Problem to work on –
Copy the whole article about sensing crop roots under the soil word for word.

Passage to read –
Eyes in the soil will help food security
(PhysOrg.com) -- A new tool developed by scientists at The University of Manchester will allow farmers to see under the soil to check how efficiently crop roots are using water and nutrients.
The research could have a strong impact on food security - the subject of today’s announcement by the Government that it is consulting on how it can ensure that the UK's food supply remains safe for future generations.
“Climate change means that the ability to rapidly identify new plant varieties tolerant to drought and other stresses is going to be critical to breeding the food crops of tomorrow.
“Our technology will help do that,” said Dr Bruce Grieve from the Syngenta Sensors University Innovation Centre.
Chief Government Scientist Professor Beddington recently visited the University of Manchester to talk to scientists in the School of Electrical and Electronic Engineering about their project.
Dr Grieve said: “This project will deliver a new visualisation tool for farmers which will provide them with a 24/7 signal from each and every plant in a screening programme indicating how efficiently the roots are drawing upon the water and nutrients in the soil.
“These subsoil sensor systems are novel but founded upon established low-cost body scanner technologies, which exploit the bending of electrical fields within the subject.
“This new tool will not simply provide a picture of the size and shape of the root structure but rather a non-destructive, quantified and real-time indication of how well they function”.
He added: “Currently, above soil features, or phenotypes, are monitored in industrial greenhouses and field trials during seed breeding programmes to provide an indication of which plants have the most likely preferential genetics to thrive in the future global environments.
“These indicators of “plant vigour” are often based on loosely related features which maybe straightforward to examine, such as an additional ear of corn on a maize plant, but labour intensive and lacking in direct linkage to the required crop features.”
Within the next six months the team will implement and characterise a next generation of electrical imaging instrumentation which has been designed to meet the specific needs of subsoil imaging for plant root function.
The tests will be carried out under highly controlled conditions using a single genetic strain of plants and the subsequent findings will then be integrated into a larger research programme alongside micro x-ray tomography.

[Page segmentation data]
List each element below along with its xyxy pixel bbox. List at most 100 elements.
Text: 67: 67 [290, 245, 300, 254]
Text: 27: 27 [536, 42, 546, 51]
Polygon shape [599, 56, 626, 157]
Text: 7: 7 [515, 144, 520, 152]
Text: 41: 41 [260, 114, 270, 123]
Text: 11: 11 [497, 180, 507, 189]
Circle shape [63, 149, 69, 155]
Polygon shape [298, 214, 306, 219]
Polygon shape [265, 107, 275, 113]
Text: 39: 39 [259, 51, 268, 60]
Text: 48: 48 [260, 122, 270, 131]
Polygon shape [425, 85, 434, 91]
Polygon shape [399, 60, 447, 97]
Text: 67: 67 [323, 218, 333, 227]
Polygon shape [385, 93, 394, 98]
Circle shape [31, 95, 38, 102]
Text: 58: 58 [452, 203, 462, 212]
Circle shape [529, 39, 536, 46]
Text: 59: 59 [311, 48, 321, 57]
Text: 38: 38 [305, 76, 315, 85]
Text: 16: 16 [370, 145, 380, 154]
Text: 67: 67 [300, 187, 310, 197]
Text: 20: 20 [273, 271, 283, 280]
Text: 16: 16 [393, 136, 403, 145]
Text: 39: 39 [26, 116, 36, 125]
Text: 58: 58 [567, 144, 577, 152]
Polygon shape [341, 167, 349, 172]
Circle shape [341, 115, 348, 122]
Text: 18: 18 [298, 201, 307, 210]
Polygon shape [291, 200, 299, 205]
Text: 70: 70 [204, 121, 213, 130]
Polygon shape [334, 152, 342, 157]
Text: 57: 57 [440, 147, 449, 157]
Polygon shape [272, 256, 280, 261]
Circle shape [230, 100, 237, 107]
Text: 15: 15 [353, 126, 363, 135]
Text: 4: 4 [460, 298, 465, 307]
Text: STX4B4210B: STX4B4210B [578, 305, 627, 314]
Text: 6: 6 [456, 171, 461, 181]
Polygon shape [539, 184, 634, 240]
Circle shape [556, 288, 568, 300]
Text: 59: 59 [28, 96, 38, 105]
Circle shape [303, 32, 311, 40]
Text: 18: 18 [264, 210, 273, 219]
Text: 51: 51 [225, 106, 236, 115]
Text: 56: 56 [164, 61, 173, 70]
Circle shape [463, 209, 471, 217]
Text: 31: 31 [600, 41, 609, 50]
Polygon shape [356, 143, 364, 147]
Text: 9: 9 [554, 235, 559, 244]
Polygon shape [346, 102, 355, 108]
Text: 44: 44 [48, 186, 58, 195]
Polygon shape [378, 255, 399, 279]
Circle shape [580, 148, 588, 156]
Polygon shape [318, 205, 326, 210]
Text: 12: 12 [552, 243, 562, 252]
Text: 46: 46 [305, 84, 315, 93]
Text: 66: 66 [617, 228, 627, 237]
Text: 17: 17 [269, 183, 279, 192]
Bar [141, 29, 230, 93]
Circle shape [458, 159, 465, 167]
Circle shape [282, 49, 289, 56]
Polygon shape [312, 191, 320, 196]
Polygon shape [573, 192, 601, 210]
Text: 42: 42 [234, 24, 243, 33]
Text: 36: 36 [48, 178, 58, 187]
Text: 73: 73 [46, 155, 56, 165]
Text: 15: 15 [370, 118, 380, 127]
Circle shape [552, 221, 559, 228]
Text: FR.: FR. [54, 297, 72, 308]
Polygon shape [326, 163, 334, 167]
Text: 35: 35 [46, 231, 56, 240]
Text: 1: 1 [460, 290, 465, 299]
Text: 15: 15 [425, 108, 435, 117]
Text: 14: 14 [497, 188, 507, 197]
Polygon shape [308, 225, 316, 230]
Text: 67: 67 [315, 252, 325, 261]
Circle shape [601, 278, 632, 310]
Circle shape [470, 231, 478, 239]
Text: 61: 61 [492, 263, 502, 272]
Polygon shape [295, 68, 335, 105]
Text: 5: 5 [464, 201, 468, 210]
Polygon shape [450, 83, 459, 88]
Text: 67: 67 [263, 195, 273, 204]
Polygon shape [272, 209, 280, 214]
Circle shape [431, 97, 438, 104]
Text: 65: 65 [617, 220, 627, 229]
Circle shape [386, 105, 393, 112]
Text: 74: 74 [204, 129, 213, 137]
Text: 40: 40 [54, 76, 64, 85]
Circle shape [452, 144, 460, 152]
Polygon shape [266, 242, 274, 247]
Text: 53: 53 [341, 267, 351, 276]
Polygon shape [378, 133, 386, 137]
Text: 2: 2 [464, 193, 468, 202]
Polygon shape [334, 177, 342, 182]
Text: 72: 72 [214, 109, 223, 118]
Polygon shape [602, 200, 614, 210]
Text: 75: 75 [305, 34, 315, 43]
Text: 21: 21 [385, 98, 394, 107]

Solution for this exercise –
Eyes in the soil will help food security
(PhysOrg.com) -- A new tool developed by scientists at The University of Manchester will allow farmers to see under the soil to check how efficiently crop roots are using water and nutrients.
The research could have a strong impact on food security - the subject of today’s announcement by the Government that it is consulting on how it can ensure that the UK's food supply remains safe for future generations.
“Climate change means that the ability to rapidly identify new plant varieties tolerant to drought and other stresses is going to be critical to breeding the food crops of tomorrow.
“Our technology will help do that,” said Dr Bruce Grieve from the Syngenta Sensors University Innovation Centre.
Chief Government Scientist Professor Beddington recently visited the University of Manchester to talk to scientists in the School of Electrical and Electronic Engineering about their project.
Dr Grieve said: “This project will deliver a new visualisation tool for farmers which will provide them with a 24/7 signal from each and every plant in a screening programme indicating how efficiently the roots are drawing upon the water and nutrients in the soil.
“These subsoil sensor systems are novel but founded upon established low-cost body scanner technologies, which exploit the bending of electrical fields within the subject.
“This new tool will not simply provide a picture of the size and shape of the root structure but rather a non-destructive, quantified and real-time indication of how well they function”.
He added: “Currently, above soil features, or phenotypes, are monitored in industrial greenhouses and field trials during seed breeding programmes to provide an indication of which plants have the most likely preferential genetics to thrive in the future global environments.
“These indicators of “plant vigour” are often based on loosely related features which maybe straightforward to examine, such as an additional ear of corn on a maize plant, but labour intensive and lacking in direct linkage to the required crop features.”
Within the next six months the team will implement and characterise a next generation of electrical imaging instrumentation which has been designed to meet the specific needs of subsoil imaging for plant root function.
The tests will be carried out under highly controlled conditions using a single genetic strain of plants and the subsequent findings will then be integrated into a larger research programme alongside micro x-ray tomography.